= What to produce =
Return each line containing "data".

━━━━━━━━━━━━━━━━━━━━

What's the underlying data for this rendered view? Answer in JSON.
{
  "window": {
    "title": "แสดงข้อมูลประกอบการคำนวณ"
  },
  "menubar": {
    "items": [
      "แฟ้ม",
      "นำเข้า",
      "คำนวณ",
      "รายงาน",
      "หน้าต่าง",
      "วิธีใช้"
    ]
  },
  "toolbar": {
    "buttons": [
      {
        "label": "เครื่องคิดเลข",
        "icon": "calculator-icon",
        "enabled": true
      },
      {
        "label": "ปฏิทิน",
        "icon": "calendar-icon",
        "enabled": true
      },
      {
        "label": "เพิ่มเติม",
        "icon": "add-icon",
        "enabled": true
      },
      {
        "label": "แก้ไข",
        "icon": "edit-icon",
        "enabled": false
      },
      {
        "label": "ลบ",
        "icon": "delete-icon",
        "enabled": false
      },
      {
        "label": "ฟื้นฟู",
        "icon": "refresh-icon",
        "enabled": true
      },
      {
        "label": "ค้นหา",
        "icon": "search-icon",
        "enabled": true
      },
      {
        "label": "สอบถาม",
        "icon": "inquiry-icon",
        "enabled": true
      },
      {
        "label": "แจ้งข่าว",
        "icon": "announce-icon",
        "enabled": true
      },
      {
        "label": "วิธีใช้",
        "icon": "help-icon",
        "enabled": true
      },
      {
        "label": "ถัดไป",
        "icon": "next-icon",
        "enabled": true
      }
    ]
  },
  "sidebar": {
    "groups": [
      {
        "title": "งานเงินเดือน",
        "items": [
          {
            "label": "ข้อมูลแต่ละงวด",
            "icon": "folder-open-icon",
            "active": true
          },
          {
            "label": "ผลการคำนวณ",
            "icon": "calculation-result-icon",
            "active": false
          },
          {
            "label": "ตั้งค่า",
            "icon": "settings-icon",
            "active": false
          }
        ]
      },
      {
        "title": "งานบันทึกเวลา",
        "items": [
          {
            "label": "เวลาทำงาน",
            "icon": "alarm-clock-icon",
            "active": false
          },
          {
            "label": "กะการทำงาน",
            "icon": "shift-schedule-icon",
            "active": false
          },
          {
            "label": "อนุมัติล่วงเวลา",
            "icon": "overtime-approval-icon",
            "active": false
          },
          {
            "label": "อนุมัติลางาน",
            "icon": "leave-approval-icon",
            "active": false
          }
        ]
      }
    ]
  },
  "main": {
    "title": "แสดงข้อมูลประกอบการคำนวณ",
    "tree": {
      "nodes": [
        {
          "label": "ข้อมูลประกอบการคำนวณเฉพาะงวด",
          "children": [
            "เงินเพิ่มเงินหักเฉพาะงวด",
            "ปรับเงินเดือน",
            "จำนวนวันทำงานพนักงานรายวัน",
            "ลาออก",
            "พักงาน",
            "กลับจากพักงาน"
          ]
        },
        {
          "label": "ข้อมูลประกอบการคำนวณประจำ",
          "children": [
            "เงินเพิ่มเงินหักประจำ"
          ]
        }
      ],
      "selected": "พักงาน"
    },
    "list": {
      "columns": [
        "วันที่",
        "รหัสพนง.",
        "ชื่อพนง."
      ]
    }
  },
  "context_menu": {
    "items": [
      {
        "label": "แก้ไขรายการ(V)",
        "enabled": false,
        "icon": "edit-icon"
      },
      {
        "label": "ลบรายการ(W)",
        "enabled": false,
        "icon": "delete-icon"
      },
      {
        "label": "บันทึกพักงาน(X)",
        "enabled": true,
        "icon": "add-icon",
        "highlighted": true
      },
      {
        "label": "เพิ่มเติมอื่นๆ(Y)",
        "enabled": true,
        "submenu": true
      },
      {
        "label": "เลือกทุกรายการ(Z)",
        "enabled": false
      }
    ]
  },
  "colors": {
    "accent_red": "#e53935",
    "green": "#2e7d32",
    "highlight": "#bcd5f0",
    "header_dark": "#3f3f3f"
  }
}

━━━━━━━━━━━━━━━━━━━━

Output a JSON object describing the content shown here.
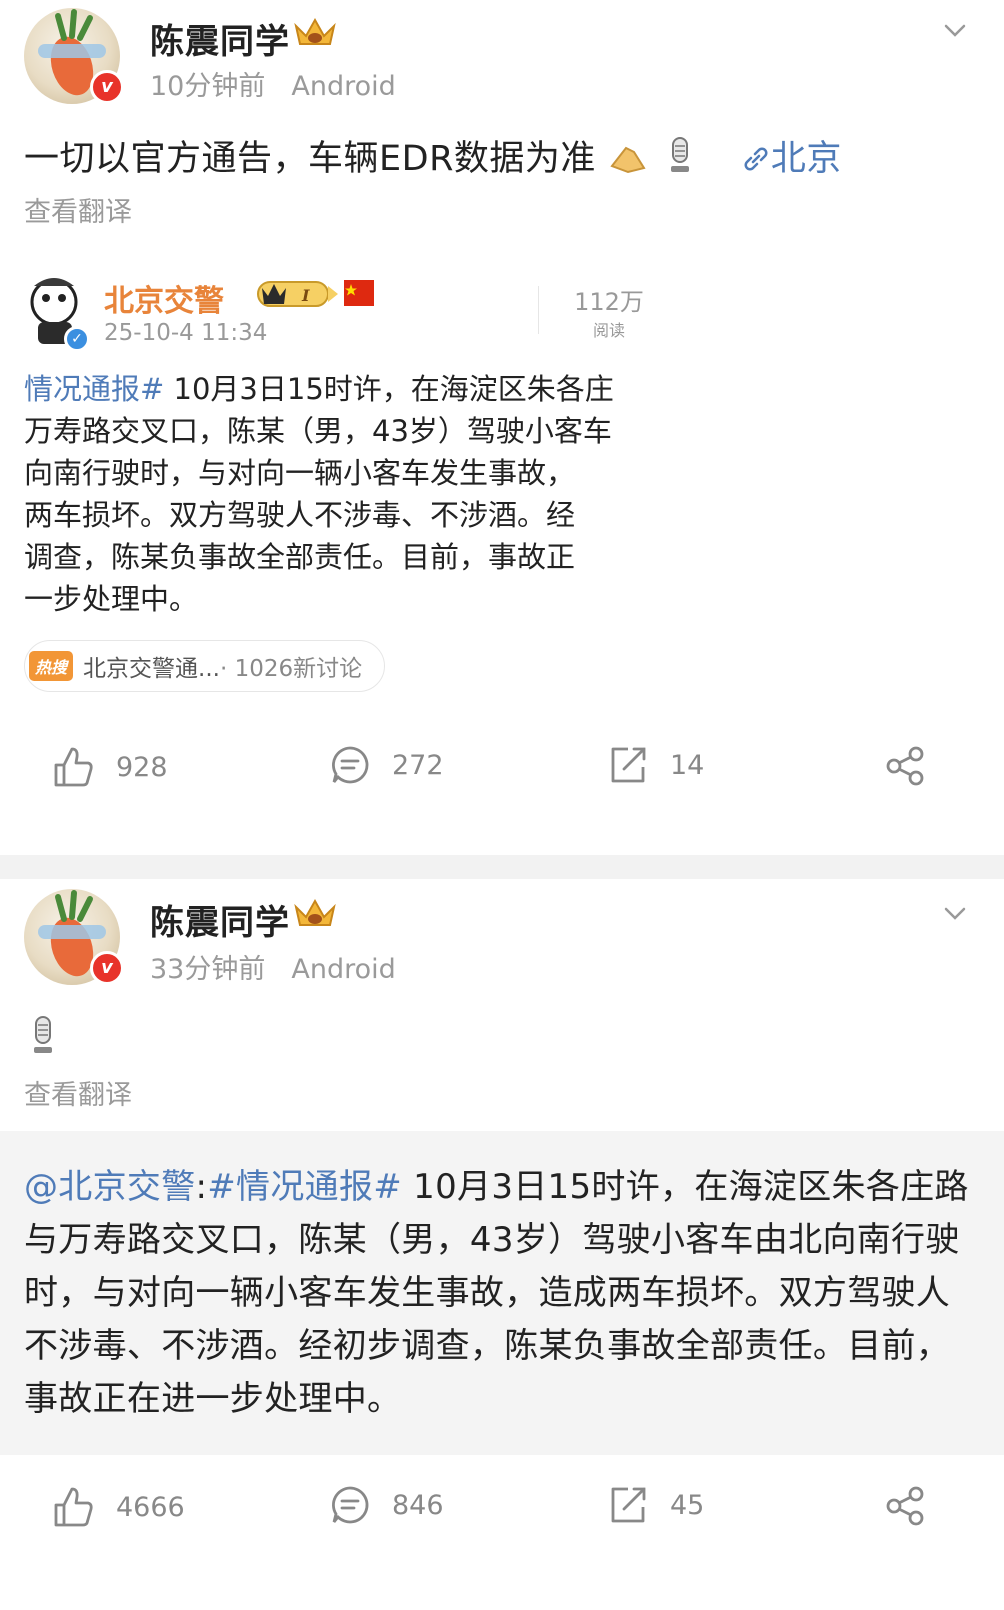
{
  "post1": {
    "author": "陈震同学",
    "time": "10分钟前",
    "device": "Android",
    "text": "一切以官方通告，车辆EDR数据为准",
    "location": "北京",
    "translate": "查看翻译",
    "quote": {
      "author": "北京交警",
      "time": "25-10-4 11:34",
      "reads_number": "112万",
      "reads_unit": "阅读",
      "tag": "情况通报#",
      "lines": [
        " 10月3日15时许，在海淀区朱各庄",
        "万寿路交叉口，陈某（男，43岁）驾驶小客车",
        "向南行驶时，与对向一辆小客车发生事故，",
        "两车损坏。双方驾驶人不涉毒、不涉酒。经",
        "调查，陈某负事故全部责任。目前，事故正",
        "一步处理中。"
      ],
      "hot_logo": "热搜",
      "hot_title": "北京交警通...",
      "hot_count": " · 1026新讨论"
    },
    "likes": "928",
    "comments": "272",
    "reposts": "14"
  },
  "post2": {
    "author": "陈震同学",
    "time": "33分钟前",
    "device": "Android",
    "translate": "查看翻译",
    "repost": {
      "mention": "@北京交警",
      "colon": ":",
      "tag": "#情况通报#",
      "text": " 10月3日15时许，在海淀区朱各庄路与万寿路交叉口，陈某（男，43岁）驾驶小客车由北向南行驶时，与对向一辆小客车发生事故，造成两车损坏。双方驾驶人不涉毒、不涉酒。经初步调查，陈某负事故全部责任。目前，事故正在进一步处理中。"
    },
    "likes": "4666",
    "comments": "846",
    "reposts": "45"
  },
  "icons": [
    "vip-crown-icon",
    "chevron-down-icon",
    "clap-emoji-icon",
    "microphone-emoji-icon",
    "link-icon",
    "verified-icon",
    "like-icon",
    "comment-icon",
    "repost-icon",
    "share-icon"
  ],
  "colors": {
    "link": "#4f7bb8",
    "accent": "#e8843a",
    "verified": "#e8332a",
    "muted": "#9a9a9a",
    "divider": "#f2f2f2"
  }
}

━━━━━━━━━━━━━━━━━━━━

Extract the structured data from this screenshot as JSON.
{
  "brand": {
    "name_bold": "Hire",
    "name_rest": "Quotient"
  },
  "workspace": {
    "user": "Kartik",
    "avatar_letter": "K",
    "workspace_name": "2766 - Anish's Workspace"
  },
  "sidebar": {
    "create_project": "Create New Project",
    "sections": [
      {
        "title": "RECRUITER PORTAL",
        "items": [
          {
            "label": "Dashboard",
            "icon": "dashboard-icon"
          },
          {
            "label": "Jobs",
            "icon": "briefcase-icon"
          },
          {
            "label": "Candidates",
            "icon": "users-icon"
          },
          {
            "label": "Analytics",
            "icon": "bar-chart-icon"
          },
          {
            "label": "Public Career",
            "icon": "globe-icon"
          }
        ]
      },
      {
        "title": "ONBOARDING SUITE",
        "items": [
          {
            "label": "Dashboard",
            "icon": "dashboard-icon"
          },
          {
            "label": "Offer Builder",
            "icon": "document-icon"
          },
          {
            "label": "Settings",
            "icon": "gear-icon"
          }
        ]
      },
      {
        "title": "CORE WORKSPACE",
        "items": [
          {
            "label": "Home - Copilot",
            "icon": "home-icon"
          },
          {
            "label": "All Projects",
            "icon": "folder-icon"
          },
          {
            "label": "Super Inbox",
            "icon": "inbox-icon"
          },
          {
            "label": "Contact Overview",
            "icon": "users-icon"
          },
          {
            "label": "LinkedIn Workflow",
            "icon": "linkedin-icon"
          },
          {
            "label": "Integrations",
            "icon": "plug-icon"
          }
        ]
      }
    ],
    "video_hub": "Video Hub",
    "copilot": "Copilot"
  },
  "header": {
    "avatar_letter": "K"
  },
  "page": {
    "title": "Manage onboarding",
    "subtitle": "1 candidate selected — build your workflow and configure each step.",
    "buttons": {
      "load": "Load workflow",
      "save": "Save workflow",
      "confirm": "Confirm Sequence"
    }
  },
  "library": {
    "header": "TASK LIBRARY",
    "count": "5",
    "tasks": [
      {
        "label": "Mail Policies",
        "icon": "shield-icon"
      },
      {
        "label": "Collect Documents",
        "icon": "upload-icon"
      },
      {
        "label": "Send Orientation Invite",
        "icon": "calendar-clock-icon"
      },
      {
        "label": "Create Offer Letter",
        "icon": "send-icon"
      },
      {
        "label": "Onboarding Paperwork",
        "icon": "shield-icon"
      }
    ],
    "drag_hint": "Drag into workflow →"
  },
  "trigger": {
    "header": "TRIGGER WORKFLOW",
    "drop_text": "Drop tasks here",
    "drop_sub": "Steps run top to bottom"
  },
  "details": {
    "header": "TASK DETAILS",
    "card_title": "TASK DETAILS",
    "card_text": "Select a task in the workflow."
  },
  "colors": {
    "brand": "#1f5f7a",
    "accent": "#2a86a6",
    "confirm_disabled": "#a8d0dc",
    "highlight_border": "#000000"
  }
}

━━━━━━━━━━━━━━━━━━━━

= Output below =
What's the underlying data for this rendered view? Answer in JSON.
Extract the structured data from this screenshot as JSON.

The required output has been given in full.